- **GOAL**: Locate each line below that includes "milliers" and reproduce it.

(Excerpts from a figure dataset)
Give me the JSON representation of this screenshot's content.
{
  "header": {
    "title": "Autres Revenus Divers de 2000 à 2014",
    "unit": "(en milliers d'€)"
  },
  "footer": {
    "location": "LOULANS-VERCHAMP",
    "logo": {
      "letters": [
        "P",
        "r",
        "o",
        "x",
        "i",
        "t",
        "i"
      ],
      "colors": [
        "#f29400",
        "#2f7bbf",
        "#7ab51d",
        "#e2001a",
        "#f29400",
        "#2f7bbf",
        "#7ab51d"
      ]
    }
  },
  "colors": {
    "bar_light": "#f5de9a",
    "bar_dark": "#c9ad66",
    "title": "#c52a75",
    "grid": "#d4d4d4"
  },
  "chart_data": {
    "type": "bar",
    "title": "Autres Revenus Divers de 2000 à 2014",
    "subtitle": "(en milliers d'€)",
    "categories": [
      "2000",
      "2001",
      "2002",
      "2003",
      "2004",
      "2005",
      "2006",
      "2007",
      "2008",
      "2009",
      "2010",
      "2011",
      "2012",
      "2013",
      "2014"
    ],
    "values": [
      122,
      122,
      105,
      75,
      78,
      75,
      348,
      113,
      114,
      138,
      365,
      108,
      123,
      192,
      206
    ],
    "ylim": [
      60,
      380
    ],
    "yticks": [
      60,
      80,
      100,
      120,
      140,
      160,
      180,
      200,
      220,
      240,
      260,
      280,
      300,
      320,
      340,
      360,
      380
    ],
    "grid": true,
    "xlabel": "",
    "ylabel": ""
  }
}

- **RESULT OF THE EXERCISE**:
    "unit": "(en milliers d'€)"
    "subtitle": "(en milliers d'€)",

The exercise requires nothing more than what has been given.